[start of SUPPLIED MATERIAL]

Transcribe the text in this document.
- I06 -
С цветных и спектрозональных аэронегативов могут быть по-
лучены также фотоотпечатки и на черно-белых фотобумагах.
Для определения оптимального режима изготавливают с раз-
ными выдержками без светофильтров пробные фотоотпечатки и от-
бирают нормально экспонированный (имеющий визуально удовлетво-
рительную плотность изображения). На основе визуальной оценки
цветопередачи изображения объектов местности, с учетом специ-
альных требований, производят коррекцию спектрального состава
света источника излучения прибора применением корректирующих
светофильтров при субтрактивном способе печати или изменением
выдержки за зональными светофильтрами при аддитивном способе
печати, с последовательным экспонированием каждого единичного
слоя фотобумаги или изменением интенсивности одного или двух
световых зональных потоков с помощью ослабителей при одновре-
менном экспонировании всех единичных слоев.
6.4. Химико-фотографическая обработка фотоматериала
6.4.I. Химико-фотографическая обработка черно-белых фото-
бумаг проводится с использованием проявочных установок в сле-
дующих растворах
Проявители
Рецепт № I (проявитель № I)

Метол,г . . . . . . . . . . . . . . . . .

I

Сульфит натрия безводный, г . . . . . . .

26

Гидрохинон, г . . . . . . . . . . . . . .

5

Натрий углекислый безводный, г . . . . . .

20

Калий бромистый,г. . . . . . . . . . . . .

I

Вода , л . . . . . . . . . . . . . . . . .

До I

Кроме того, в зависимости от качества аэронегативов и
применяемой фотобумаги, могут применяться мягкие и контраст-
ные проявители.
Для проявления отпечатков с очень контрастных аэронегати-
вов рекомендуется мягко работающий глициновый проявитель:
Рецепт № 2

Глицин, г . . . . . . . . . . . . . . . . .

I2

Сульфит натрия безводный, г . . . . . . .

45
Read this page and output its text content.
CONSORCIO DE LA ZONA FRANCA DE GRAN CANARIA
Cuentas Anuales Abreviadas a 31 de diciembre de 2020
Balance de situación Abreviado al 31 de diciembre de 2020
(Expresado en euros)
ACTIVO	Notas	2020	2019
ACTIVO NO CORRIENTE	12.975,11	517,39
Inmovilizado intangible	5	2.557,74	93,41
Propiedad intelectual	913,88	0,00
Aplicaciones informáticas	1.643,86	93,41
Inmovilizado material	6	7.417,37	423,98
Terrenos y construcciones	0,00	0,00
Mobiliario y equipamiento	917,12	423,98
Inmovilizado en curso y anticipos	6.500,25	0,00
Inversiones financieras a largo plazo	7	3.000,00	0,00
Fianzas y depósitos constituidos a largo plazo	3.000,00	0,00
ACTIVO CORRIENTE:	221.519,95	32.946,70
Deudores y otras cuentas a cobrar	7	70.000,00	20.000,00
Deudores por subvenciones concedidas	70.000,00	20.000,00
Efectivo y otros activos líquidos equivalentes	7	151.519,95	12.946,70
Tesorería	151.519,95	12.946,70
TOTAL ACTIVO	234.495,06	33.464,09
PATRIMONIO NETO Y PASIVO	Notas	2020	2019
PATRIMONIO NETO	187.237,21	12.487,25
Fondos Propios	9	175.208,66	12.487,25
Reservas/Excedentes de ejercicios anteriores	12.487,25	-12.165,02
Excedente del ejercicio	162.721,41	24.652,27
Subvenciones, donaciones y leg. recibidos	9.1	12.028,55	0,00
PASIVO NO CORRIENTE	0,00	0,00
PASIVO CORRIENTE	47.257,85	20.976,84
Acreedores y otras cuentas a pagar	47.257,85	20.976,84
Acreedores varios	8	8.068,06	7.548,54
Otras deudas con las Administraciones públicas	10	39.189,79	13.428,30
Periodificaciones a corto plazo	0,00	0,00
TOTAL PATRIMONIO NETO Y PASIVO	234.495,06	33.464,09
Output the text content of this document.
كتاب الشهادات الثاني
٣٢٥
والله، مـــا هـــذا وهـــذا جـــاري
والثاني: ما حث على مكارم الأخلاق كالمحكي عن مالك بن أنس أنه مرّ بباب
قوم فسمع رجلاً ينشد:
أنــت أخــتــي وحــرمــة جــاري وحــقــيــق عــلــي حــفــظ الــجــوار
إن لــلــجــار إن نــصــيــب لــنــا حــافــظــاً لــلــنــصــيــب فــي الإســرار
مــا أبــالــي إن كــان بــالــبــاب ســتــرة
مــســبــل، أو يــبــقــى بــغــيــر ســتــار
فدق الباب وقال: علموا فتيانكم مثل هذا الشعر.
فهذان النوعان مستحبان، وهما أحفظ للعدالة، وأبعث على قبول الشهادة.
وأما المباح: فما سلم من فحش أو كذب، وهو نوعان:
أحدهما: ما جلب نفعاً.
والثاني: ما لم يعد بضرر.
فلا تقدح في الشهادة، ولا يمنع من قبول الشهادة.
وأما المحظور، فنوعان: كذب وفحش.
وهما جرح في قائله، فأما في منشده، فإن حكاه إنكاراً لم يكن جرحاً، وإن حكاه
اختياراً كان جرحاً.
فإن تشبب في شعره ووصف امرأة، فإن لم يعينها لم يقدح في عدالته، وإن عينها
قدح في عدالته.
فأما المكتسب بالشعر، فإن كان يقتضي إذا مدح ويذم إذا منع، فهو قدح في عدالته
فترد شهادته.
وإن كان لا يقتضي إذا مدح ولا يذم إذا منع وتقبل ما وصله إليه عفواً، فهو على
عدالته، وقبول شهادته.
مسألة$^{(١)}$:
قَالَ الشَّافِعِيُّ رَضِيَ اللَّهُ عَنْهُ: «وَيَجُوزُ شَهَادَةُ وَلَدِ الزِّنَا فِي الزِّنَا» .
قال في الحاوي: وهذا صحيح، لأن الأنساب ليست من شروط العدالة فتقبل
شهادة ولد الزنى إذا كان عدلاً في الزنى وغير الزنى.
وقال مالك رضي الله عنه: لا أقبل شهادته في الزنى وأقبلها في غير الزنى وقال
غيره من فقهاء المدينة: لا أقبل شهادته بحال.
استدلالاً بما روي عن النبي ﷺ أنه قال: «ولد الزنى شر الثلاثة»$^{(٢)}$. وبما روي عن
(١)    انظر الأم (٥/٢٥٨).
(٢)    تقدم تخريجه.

[end of SUPPLIED MATERIAL]

## OBJECTIVE
Return all of the above records exactly, leaving no line out.

## EXERCISE OUTPUT
Transcribe the text in this document.
- I06 -
С цветных и спектрозональных аэронегативов могут быть по-
лучены также фотоотпечатки и на черно-белых фотобумагах.
Для определения оптимального режима изготавливают с раз-
ными выдержками без светофильтров пробные фотоотпечатки и от-
бирают нормально экспонированный (имеющий визуально удовлетво-
рительную плотность изображения). На основе визуальной оценки
цветопередачи изображения объектов местности, с учетом специ-
альных требований, производят коррекцию спектрального состава
света источника излучения прибора применением корректирующих
светофильтров при субтрактивном способе печати или изменением
выдержки за зональными светофильтрами при аддитивном способе
печати, с последовательным экспонированием каждого единичного
слоя фотобумаги или изменением интенсивности одного или двух
световых зональных потоков с помощью ослабителей при одновре-
менном экспонировании всех единичных слоев.
6.4. Химико-фотографическая обработка фотоматериала
6.4.I. Химико-фотографическая обработка черно-белых фото-
бумаг проводится с использованием проявочных установок в сле-
дующих растворах
Проявители
Рецепт № I (проявитель № I)

Метол,г . . . . . . . . . . . . . . . . .

I

Сульфит натрия безводный, г . . . . . . .

26

Гидрохинон, г . . . . . . . . . . . . . .

5

Натрий углекислый безводный, г . . . . . .

20

Калий бромистый,г. . . . . . . . . . . . .

I

Вода , л . . . . . . . . . . . . . . . . .

До I

Кроме того, в зависимости от качества аэронегативов и
применяемой фотобумаги, могут применяться мягкие и контраст-
ные проявители.
Для проявления отпечатков с очень контрастных аэронегати-
вов рекомендуется мягко работающий глициновый проявитель:
Рецепт № 2

Глицин, г . . . . . . . . . . . . . . . . .

I2

Сульфит натрия безводный, г . . . . . . .

45
Read this page and output its text content.
CONSORCIO DE LA ZONA FRANCA DE GRAN CANARIA
Cuentas Anuales Abreviadas a 31 de diciembre de 2020
Balance de situación Abreviado al 31 de diciembre de 2020
(Expresado en euros)
ACTIVO	Notas	2020	2019
ACTIVO NO CORRIENTE	12.975,11	517,39
Inmovilizado intangible	5	2.557,74	93,41
Propiedad intelectual	913,88	0,00
Aplicaciones informáticas	1.643,86	93,41
Inmovilizado material	6	7.417,37	423,98
Terrenos y construcciones	0,00	0,00
Mobiliario y equipamiento	917,12	423,98
Inmovilizado en curso y anticipos	6.500,25	0,00
Inversiones financieras a largo plazo	7	3.000,00	0,00
Fianzas y depósitos constituidos a largo plazo	3.000,00	0,00
ACTIVO CORRIENTE:	221.519,95	32.946,70
Deudores y otras cuentas a cobrar	7	70.000,00	20.000,00
Deudores por subvenciones concedidas	70.000,00	20.000,00
Efectivo y otros activos líquidos equivalentes	7	151.519,95	12.946,70
Tesorería	151.519,95	12.946,70
TOTAL ACTIVO	234.495,06	33.464,09
PATRIMONIO NETO Y PASIVO	Notas	2020	2019
PATRIMONIO NETO	187.237,21	12.487,25
Fondos Propios	9	175.208,66	12.487,25
Reservas/Excedentes de ejercicios anteriores	12.487,25	-12.165,02
Excedente del ejercicio	162.721,41	24.652,27
Subvenciones, donaciones y leg. recibidos	9.1	12.028,55	0,00
PASIVO NO CORRIENTE	0,00	0,00
PASIVO CORRIENTE	47.257,85	20.976,84
Acreedores y otras cuentas a pagar	47.257,85	20.976,84
Acreedores varios	8	8.068,06	7.548,54
Otras deudas con las Administraciones públicas	10	39.189,79	13.428,30
Periodificaciones a corto plazo	0,00	0,00
TOTAL PATRIMONIO NETO Y PASIVO	234.495,06	33.464,09
Output the text content of this document.
كتاب الشهادات الثاني
٣٢٥
والله، مـــا هـــذا وهـــذا جـــاري
والثاني: ما حث على مكارم الأخلاق كالمحكي عن مالك بن أنس أنه مرّ بباب
قوم فسمع رجلاً ينشد:
أنــت أخــتــي وحــرمــة جــاري وحــقــيــق عــلــي حــفــظ الــجــوار
إن لــلــجــار إن نــصــيــب لــنــا حــافــظــاً لــلــنــصــيــب فــي الإســرار
مــا أبــالــي إن كــان بــالــبــاب ســتــرة
مــســبــل، أو يــبــقــى بــغــيــر ســتــار
فدق الباب وقال: علموا فتيانكم مثل هذا الشعر.
فهذان النوعان مستحبان، وهما أحفظ للعدالة، وأبعث على قبول الشهادة.
وأما المباح: فما سلم من فحش أو كذب، وهو نوعان:
أحدهما: ما جلب نفعاً.
والثاني: ما لم يعد بضرر.
فلا تقدح في الشهادة، ولا يمنع من قبول الشهادة.
وأما المحظور، فنوعان: كذب وفحش.
وهما جرح في قائله، فأما في منشده، فإن حكاه إنكاراً لم يكن جرحاً، وإن حكاه
اختياراً كان جرحاً.
فإن تشبب في شعره ووصف امرأة، فإن لم يعينها لم يقدح في عدالته، وإن عينها
قدح في عدالته.
فأما المكتسب بالشعر، فإن كان يقتضي إذا مدح ويذم إذا منع، فهو قدح في عدالته
فترد شهادته.
وإن كان لا يقتضي إذا مدح ولا يذم إذا منع وتقبل ما وصله إليه عفواً، فهو على
عدالته، وقبول شهادته.
مسألة$^{(١)}$:
قَالَ الشَّافِعِيُّ رَضِيَ اللَّهُ عَنْهُ: «وَيَجُوزُ شَهَادَةُ وَلَدِ الزِّنَا فِي الزِّنَا» .
قال في الحاوي: وهذا صحيح، لأن الأنساب ليست من شروط العدالة فتقبل
شهادة ولد الزنى إذا كان عدلاً في الزنى وغير الزنى.
وقال مالك رضي الله عنه: لا أقبل شهادته في الزنى وأقبلها في غير الزنى وقال
غيره من فقهاء المدينة: لا أقبل شهادته بحال.
استدلالاً بما روي عن النبي ﷺ أنه قال: «ولد الزنى شر الثلاثة»$^{(٢)}$. وبما روي عن
(١)    انظر الأم (٥/٢٥٨).
(٢)    تقدم تخريجه.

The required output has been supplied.